# Your goal:
Show every line containing "JSON" by copying it.

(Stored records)
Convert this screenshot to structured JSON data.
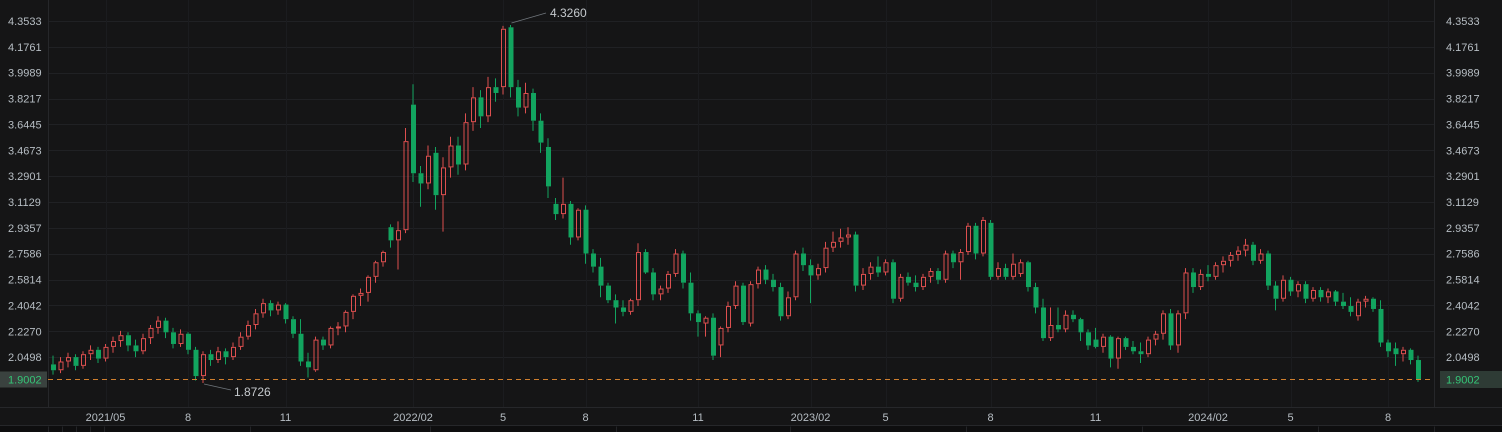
{
  "chart_data": {
    "type": "candlestick",
    "title": "",
    "interval_hint": "weekly K-line, red=up hollow, green=down filled",
    "colors": {
      "background": "#151516",
      "bottom_strip_bg": "#0e0e0f",
      "grid_h": "#202124",
      "grid_v": "#1b1c1f",
      "border": "#26272a",
      "axis_text": "#b7bec4",
      "up": "#dd4f4f",
      "down": "#12a45f",
      "current_price_line": "#d07f2e",
      "current_price_text": "#35c577",
      "left_tag_bg": "#3a423f",
      "right_tag_bg": "#2e3b35",
      "annotation_text": "#c5c9cd",
      "annotation_line": "#70767c"
    },
    "y_axis": {
      "ticks": [
        "4.3533",
        "4.1761",
        "3.9989",
        "3.8217",
        "3.6445",
        "3.4673",
        "3.2901",
        "3.1129",
        "2.9357",
        "2.7586",
        "2.5814",
        "2.4042",
        "2.2270",
        "2.0498"
      ],
      "range_hint": [
        1.755,
        4.5
      ]
    },
    "x_axis": {
      "labels": [
        {
          "text": "2021/05",
          "i": 7
        },
        {
          "text": "8",
          "i": 18
        },
        {
          "text": "11",
          "i": 31
        },
        {
          "text": "2022/02",
          "i": 48
        },
        {
          "text": "5",
          "i": 60
        },
        {
          "text": "8",
          "i": 71
        },
        {
          "text": "11",
          "i": 86
        },
        {
          "text": "2023/02",
          "i": 101
        },
        {
          "text": "5",
          "i": 111
        },
        {
          "text": "8",
          "i": 125
        },
        {
          "text": "11",
          "i": 139
        },
        {
          "text": "2024/02",
          "i": 154
        },
        {
          "text": "5",
          "i": 165
        },
        {
          "text": "8",
          "i": 178
        }
      ]
    },
    "current_price": {
      "label": "1.9002",
      "value": 1.9002
    },
    "annotations": {
      "high": {
        "label": "4.3260",
        "value": 4.326,
        "candle_index": 61
      },
      "low": {
        "label": "1.8726",
        "value": 1.8726,
        "candle_index": 20
      }
    },
    "candles": [
      [
        2.0,
        2.06,
        1.93,
        1.96
      ],
      [
        1.96,
        2.05,
        1.94,
        2.02
      ],
      [
        2.02,
        2.08,
        1.98,
        2.05
      ],
      [
        2.05,
        2.07,
        1.96,
        1.99
      ],
      [
        1.99,
        2.09,
        1.97,
        2.07
      ],
      [
        2.07,
        2.13,
        2.03,
        2.1
      ],
      [
        2.1,
        2.12,
        2.01,
        2.04
      ],
      [
        2.04,
        2.14,
        2.02,
        2.12
      ],
      [
        2.12,
        2.19,
        2.08,
        2.16
      ],
      [
        2.16,
        2.23,
        2.12,
        2.2
      ],
      [
        2.2,
        2.22,
        2.09,
        2.13
      ],
      [
        2.13,
        2.17,
        2.05,
        2.09
      ],
      [
        2.09,
        2.21,
        2.07,
        2.18
      ],
      [
        2.18,
        2.27,
        2.14,
        2.25
      ],
      [
        2.25,
        2.33,
        2.21,
        2.3
      ],
      [
        2.3,
        2.32,
        2.18,
        2.22
      ],
      [
        2.22,
        2.25,
        2.11,
        2.14
      ],
      [
        2.14,
        2.24,
        2.12,
        2.21
      ],
      [
        2.21,
        2.22,
        2.07,
        2.1
      ],
      [
        2.1,
        2.12,
        1.89,
        1.92
      ],
      [
        1.92,
        2.09,
        1.8726,
        2.07
      ],
      [
        2.07,
        2.1,
        1.99,
        2.03
      ],
      [
        2.03,
        2.12,
        2.01,
        2.09
      ],
      [
        2.09,
        2.11,
        2.0,
        2.05
      ],
      [
        2.05,
        2.15,
        2.03,
        2.12
      ],
      [
        2.12,
        2.22,
        2.1,
        2.19
      ],
      [
        2.19,
        2.3,
        2.17,
        2.27
      ],
      [
        2.27,
        2.38,
        2.24,
        2.35
      ],
      [
        2.35,
        2.45,
        2.32,
        2.42
      ],
      [
        2.42,
        2.44,
        2.33,
        2.37
      ],
      [
        2.37,
        2.43,
        2.34,
        2.41
      ],
      [
        2.41,
        2.42,
        2.28,
        2.31
      ],
      [
        2.31,
        2.33,
        2.18,
        2.21
      ],
      [
        2.21,
        2.31,
        1.99,
        2.02
      ],
      [
        2.02,
        2.08,
        1.91,
        1.98
      ],
      [
        1.96,
        2.19,
        1.95,
        2.17
      ],
      [
        2.17,
        2.19,
        2.1,
        2.13
      ],
      [
        2.13,
        2.26,
        2.11,
        2.25
      ],
      [
        2.25,
        2.29,
        2.2,
        2.26
      ],
      [
        2.26,
        2.37,
        2.22,
        2.36
      ],
      [
        2.36,
        2.48,
        2.31,
        2.47
      ],
      [
        2.47,
        2.52,
        2.4,
        2.49
      ],
      [
        2.49,
        2.61,
        2.43,
        2.6
      ],
      [
        2.6,
        2.71,
        2.56,
        2.7
      ],
      [
        2.7,
        2.78,
        2.67,
        2.77
      ],
      [
        2.94,
        2.96,
        2.8,
        2.85
      ],
      [
        2.85,
        2.98,
        2.65,
        2.92
      ],
      [
        2.92,
        3.62,
        2.9,
        3.53
      ],
      [
        3.78,
        3.92,
        3.25,
        3.31
      ],
      [
        3.31,
        3.36,
        3.08,
        3.24
      ],
      [
        3.24,
        3.5,
        3.2,
        3.43
      ],
      [
        3.45,
        3.49,
        3.06,
        3.16
      ],
      [
        3.16,
        3.42,
        2.91,
        3.35
      ],
      [
        3.35,
        3.56,
        3.28,
        3.5
      ],
      [
        3.5,
        3.56,
        3.3,
        3.37
      ],
      [
        3.37,
        3.72,
        3.33,
        3.66
      ],
      [
        3.66,
        3.9,
        3.6,
        3.83
      ],
      [
        3.83,
        3.88,
        3.62,
        3.7
      ],
      [
        3.7,
        3.97,
        3.66,
        3.9
      ],
      [
        3.9,
        3.96,
        3.8,
        3.86
      ],
      [
        3.9,
        4.32,
        3.85,
        4.3
      ],
      [
        4.31,
        4.326,
        3.83,
        3.9
      ],
      [
        3.9,
        3.95,
        3.7,
        3.76
      ],
      [
        3.76,
        3.93,
        3.72,
        3.86
      ],
      [
        3.86,
        3.89,
        3.6,
        3.67
      ],
      [
        3.67,
        3.72,
        3.45,
        3.52
      ],
      [
        3.49,
        3.55,
        3.14,
        3.22
      ],
      [
        3.1,
        3.14,
        2.99,
        3.03
      ],
      [
        3.03,
        3.28,
        3.0,
        3.1
      ],
      [
        3.1,
        3.12,
        2.82,
        2.87
      ],
      [
        2.87,
        3.07,
        2.85,
        3.06
      ],
      [
        3.06,
        3.09,
        2.69,
        2.76
      ],
      [
        2.76,
        2.79,
        2.63,
        2.67
      ],
      [
        2.67,
        2.73,
        2.46,
        2.54
      ],
      [
        2.54,
        2.56,
        2.42,
        2.44
      ],
      [
        2.44,
        2.48,
        2.28,
        2.39
      ],
      [
        2.39,
        2.44,
        2.33,
        2.36
      ],
      [
        2.36,
        2.45,
        2.34,
        2.44
      ],
      [
        2.44,
        2.83,
        2.4,
        2.77
      ],
      [
        2.77,
        2.79,
        2.62,
        2.63
      ],
      [
        2.63,
        2.66,
        2.44,
        2.48
      ],
      [
        2.48,
        2.54,
        2.44,
        2.52
      ],
      [
        2.52,
        2.64,
        2.49,
        2.62
      ],
      [
        2.62,
        2.79,
        2.6,
        2.76
      ],
      [
        2.76,
        2.78,
        2.52,
        2.56
      ],
      [
        2.56,
        2.63,
        2.3,
        2.35
      ],
      [
        2.35,
        2.37,
        2.19,
        2.29
      ],
      [
        2.28,
        2.33,
        2.19,
        2.32
      ],
      [
        2.32,
        2.35,
        2.03,
        2.06
      ],
      [
        2.13,
        2.26,
        2.05,
        2.25
      ],
      [
        2.25,
        2.43,
        2.22,
        2.4
      ],
      [
        2.4,
        2.57,
        2.38,
        2.54
      ],
      [
        2.54,
        2.56,
        2.27,
        2.29
      ],
      [
        2.28,
        2.57,
        2.26,
        2.55
      ],
      [
        2.55,
        2.67,
        2.52,
        2.65
      ],
      [
        2.65,
        2.68,
        2.55,
        2.58
      ],
      [
        2.58,
        2.62,
        2.5,
        2.53
      ],
      [
        2.53,
        2.56,
        2.3,
        2.33
      ],
      [
        2.33,
        2.5,
        2.31,
        2.46
      ],
      [
        2.46,
        2.78,
        2.44,
        2.76
      ],
      [
        2.76,
        2.8,
        2.64,
        2.68
      ],
      [
        2.68,
        2.72,
        2.42,
        2.61
      ],
      [
        2.61,
        2.69,
        2.58,
        2.66
      ],
      [
        2.66,
        2.84,
        2.63,
        2.8
      ],
      [
        2.8,
        2.91,
        2.77,
        2.84
      ],
      [
        2.84,
        2.93,
        2.8,
        2.87
      ],
      [
        2.87,
        2.94,
        2.82,
        2.89
      ],
      [
        2.89,
        2.91,
        2.5,
        2.54
      ],
      [
        2.54,
        2.66,
        2.51,
        2.62
      ],
      [
        2.62,
        2.7,
        2.58,
        2.67
      ],
      [
        2.67,
        2.74,
        2.6,
        2.63
      ],
      [
        2.63,
        2.72,
        2.61,
        2.7
      ],
      [
        2.7,
        2.72,
        2.42,
        2.45
      ],
      [
        2.45,
        2.62,
        2.43,
        2.6
      ],
      [
        2.6,
        2.63,
        2.54,
        2.56
      ],
      [
        2.56,
        2.61,
        2.5,
        2.53
      ],
      [
        2.53,
        2.62,
        2.51,
        2.6
      ],
      [
        2.6,
        2.66,
        2.56,
        2.64
      ],
      [
        2.64,
        2.66,
        2.55,
        2.58
      ],
      [
        2.58,
        2.78,
        2.56,
        2.76
      ],
      [
        2.76,
        2.78,
        2.66,
        2.7
      ],
      [
        2.7,
        2.79,
        2.58,
        2.77
      ],
      [
        2.77,
        2.97,
        2.75,
        2.95
      ],
      [
        2.95,
        2.97,
        2.72,
        2.76
      ],
      [
        2.76,
        3.01,
        2.74,
        2.99
      ],
      [
        2.97,
        2.99,
        2.58,
        2.6
      ],
      [
        2.6,
        2.7,
        2.58,
        2.66
      ],
      [
        2.66,
        2.69,
        2.58,
        2.6
      ],
      [
        2.6,
        2.76,
        2.58,
        2.69
      ],
      [
        2.62,
        2.72,
        2.6,
        2.7
      ],
      [
        2.7,
        2.71,
        2.5,
        2.53
      ],
      [
        2.53,
        2.56,
        2.35,
        2.39
      ],
      [
        2.39,
        2.45,
        2.16,
        2.18
      ],
      [
        2.18,
        2.39,
        2.16,
        2.27
      ],
      [
        2.27,
        2.39,
        2.22,
        2.24
      ],
      [
        2.24,
        2.37,
        2.22,
        2.34
      ],
      [
        2.34,
        2.37,
        2.29,
        2.31
      ],
      [
        2.31,
        2.32,
        2.16,
        2.22
      ],
      [
        2.22,
        2.24,
        2.1,
        2.13
      ],
      [
        2.17,
        2.25,
        2.11,
        2.12
      ],
      [
        2.12,
        2.21,
        2.08,
        2.19
      ],
      [
        2.19,
        2.2,
        1.98,
        2.04
      ],
      [
        2.04,
        2.19,
        1.97,
        2.18
      ],
      [
        2.18,
        2.19,
        2.1,
        2.12
      ],
      [
        2.12,
        2.16,
        2.07,
        2.09
      ],
      [
        2.09,
        2.15,
        2.01,
        2.07
      ],
      [
        2.07,
        2.19,
        2.05,
        2.17
      ],
      [
        2.17,
        2.23,
        2.13,
        2.21
      ],
      [
        2.21,
        2.37,
        2.17,
        2.35
      ],
      [
        2.35,
        2.38,
        2.1,
        2.13
      ],
      [
        2.13,
        2.37,
        2.08,
        2.35
      ],
      [
        2.35,
        2.66,
        2.31,
        2.63
      ],
      [
        2.63,
        2.66,
        2.49,
        2.53
      ],
      [
        2.53,
        2.65,
        2.51,
        2.62
      ],
      [
        2.62,
        2.68,
        2.57,
        2.6
      ],
      [
        2.6,
        2.7,
        2.58,
        2.68
      ],
      [
        2.68,
        2.74,
        2.63,
        2.71
      ],
      [
        2.71,
        2.77,
        2.67,
        2.75
      ],
      [
        2.75,
        2.81,
        2.71,
        2.78
      ],
      [
        2.78,
        2.86,
        2.74,
        2.82
      ],
      [
        2.82,
        2.84,
        2.68,
        2.71
      ],
      [
        2.71,
        2.79,
        2.69,
        2.76
      ],
      [
        2.76,
        2.78,
        2.51,
        2.54
      ],
      [
        2.54,
        2.57,
        2.37,
        2.45
      ],
      [
        2.45,
        2.61,
        2.43,
        2.58
      ],
      [
        2.58,
        2.6,
        2.47,
        2.5
      ],
      [
        2.5,
        2.57,
        2.46,
        2.55
      ],
      [
        2.55,
        2.57,
        2.42,
        2.45
      ],
      [
        2.45,
        2.53,
        2.43,
        2.51
      ],
      [
        2.51,
        2.53,
        2.43,
        2.46
      ],
      [
        2.46,
        2.52,
        2.42,
        2.5
      ],
      [
        2.5,
        2.51,
        2.4,
        2.43
      ],
      [
        2.43,
        2.49,
        2.38,
        2.4
      ],
      [
        2.4,
        2.46,
        2.33,
        2.36
      ],
      [
        2.33,
        2.45,
        2.3,
        2.43
      ],
      [
        2.43,
        2.47,
        2.39,
        2.45
      ],
      [
        2.45,
        2.46,
        2.36,
        2.38
      ],
      [
        2.38,
        2.44,
        2.12,
        2.15
      ],
      [
        2.15,
        2.17,
        2.05,
        2.09
      ],
      [
        2.11,
        2.15,
        1.99,
        2.07
      ],
      [
        2.07,
        2.12,
        2.02,
        2.1
      ],
      [
        2.1,
        2.11,
        2.0,
        2.03
      ],
      [
        2.03,
        2.06,
        1.88,
        1.9002
      ]
    ]
  }
}
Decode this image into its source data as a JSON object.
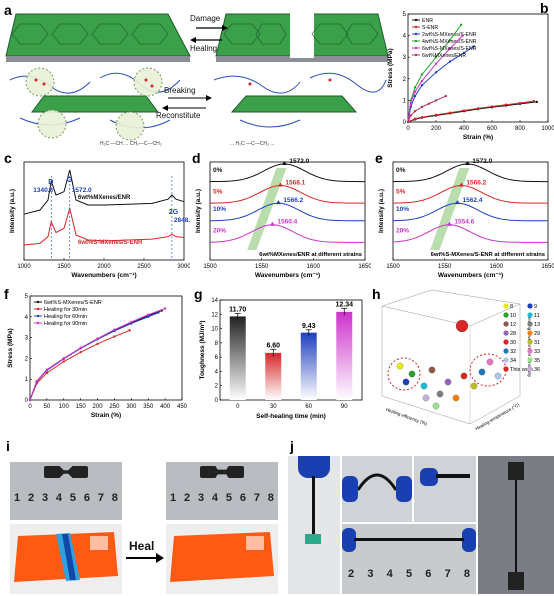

# Output:
Convert this screenshot to structured JSON data.
Decode this image into its source data as a JSON object.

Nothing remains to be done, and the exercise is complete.